Find the line that contains "Extract the chart's". Then set down that line and all the lines after it, to the end of the records, exactly and with nothing added.

+++ Recorded information

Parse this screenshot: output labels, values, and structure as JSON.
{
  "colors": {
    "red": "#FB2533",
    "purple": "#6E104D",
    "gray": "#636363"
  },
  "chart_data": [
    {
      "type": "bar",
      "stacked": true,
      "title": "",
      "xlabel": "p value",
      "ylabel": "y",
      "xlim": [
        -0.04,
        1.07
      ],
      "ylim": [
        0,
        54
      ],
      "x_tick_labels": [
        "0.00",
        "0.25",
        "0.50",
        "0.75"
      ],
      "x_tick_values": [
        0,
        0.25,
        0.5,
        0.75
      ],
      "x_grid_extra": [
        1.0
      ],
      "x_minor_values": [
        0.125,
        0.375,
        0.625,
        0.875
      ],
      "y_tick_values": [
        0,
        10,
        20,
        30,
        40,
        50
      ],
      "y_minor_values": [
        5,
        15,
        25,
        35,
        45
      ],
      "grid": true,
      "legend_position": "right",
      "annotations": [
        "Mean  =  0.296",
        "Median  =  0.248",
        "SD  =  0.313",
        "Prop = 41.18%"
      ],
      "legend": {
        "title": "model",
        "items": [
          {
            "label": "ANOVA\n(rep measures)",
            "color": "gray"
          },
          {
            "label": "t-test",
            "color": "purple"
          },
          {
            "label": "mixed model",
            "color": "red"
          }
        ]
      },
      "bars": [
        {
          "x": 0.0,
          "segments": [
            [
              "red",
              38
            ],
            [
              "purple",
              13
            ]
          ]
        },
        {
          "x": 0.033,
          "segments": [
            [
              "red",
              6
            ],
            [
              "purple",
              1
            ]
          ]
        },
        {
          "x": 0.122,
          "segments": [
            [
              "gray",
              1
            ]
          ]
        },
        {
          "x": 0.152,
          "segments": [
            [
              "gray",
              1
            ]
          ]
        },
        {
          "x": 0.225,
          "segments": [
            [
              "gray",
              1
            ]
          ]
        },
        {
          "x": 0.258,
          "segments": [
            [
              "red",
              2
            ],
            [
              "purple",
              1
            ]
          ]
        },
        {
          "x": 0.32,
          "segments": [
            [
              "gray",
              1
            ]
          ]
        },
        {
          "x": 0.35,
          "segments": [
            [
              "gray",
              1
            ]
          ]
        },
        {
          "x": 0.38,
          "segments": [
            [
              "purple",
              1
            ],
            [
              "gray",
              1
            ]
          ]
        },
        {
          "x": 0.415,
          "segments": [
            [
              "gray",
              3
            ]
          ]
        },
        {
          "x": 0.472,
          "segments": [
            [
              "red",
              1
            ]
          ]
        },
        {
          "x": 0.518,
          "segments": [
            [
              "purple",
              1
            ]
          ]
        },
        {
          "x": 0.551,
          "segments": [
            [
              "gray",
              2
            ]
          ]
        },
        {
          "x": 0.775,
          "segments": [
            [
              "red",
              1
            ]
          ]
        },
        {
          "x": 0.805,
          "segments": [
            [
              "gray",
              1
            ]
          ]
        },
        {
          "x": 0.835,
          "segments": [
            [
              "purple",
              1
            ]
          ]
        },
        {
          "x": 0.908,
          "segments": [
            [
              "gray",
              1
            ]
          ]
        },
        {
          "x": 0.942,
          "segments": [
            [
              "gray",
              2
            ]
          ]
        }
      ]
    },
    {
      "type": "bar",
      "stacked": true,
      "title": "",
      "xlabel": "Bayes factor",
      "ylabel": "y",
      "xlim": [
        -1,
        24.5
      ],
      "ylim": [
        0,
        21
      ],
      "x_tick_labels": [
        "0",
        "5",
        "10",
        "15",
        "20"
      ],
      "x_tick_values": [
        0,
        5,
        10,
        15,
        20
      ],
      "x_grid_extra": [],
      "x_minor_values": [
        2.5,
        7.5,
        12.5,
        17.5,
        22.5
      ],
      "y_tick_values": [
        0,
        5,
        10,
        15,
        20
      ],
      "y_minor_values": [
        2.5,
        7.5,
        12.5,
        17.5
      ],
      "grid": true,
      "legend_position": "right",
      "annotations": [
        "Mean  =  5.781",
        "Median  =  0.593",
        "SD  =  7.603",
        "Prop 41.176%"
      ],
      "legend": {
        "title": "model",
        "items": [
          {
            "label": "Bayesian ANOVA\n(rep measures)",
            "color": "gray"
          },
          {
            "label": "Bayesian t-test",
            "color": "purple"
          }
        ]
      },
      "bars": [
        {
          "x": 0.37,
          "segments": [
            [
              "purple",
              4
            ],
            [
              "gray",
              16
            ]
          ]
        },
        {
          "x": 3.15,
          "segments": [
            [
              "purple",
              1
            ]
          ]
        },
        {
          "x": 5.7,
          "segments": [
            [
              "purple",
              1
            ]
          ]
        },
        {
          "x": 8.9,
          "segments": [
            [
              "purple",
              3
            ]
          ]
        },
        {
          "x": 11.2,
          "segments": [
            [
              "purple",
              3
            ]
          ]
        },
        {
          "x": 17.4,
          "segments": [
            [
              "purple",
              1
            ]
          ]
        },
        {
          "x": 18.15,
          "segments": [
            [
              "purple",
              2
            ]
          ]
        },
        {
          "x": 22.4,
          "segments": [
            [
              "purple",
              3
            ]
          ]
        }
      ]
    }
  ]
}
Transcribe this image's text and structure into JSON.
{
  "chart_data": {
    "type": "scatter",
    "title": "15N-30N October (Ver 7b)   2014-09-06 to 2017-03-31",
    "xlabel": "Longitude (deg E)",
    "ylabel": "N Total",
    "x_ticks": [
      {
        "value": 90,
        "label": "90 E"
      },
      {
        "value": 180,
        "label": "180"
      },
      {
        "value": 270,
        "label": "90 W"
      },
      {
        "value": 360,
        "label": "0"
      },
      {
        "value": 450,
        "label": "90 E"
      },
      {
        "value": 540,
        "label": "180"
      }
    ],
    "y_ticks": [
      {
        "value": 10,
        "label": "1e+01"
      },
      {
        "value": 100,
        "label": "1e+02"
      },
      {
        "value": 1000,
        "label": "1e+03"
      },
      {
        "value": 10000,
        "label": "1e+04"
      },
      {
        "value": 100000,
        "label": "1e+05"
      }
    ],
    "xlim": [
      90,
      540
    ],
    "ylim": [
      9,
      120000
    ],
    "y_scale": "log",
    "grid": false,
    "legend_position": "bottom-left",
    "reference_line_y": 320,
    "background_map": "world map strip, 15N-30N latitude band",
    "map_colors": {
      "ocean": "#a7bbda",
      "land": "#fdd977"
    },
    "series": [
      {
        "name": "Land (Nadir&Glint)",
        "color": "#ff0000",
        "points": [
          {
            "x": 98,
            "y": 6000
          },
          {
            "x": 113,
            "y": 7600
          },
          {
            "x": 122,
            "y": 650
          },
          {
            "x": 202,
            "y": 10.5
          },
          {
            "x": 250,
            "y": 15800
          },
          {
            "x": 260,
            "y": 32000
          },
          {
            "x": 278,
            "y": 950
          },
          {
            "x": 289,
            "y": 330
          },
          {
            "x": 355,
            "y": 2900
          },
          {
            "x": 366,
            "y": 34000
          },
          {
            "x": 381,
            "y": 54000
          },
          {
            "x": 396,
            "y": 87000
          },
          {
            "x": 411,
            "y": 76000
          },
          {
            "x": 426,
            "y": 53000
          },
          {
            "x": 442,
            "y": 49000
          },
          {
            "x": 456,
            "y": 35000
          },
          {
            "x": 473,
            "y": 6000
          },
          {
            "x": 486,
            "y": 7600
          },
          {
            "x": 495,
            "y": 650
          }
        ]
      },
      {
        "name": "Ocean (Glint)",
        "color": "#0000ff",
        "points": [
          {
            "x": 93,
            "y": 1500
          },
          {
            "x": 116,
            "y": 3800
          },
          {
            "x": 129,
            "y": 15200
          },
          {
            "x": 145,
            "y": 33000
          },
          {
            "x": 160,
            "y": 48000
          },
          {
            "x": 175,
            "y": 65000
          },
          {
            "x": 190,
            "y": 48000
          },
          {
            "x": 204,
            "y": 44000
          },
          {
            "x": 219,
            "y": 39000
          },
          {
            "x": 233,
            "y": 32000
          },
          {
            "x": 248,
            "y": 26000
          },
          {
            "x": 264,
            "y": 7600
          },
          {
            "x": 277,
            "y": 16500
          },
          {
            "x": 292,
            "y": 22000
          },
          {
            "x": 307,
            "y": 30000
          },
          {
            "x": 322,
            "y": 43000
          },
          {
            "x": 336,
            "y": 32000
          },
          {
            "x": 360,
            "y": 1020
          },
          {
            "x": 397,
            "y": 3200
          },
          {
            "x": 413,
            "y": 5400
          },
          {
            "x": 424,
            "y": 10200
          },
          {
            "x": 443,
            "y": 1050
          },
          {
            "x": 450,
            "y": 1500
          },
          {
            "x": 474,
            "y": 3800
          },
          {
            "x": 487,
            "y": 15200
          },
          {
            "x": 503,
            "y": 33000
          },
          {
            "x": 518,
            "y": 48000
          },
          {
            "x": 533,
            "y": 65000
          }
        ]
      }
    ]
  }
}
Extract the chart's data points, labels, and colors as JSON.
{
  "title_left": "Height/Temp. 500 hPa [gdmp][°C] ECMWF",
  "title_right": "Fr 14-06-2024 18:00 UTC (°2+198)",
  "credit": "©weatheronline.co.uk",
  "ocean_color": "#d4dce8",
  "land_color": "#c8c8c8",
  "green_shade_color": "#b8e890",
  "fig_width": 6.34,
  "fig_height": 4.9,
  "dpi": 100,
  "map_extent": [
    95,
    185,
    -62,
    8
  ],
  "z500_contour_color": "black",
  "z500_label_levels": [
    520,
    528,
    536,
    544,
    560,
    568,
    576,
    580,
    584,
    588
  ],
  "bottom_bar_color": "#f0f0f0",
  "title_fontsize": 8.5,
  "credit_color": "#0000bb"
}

++++++

### [Answer in full]
Extract the chart's data points, labels, and colors as JSON.
{
  "title_left": "Height/Temp. 500 hPa [gdmp][°C] ECMWF",
  "title_right": "Fr 14-06-2024 18:00 UTC (°2+198)",
  "credit": "©weatheronline.co.uk",
  "ocean_color": "#d4dce8",
  "land_color": "#c8c8c8",
  "green_shade_color": "#b8e890",
  "fig_width": 6.34,
  "fig_height": 4.9,
  "dpi": 100,
  "map_extent": [
    95,
    185,
    -62,
    8
  ],
  "z500_contour_color": "black",
  "z500_label_levels": [
    520,
    528,
    536,
    544,
    560,
    568,
    576,
    580,
    584,
    588
  ],
  "bottom_bar_color": "#f0f0f0",
  "title_fontsize": 8.5,
  "credit_color": "#0000bb"
}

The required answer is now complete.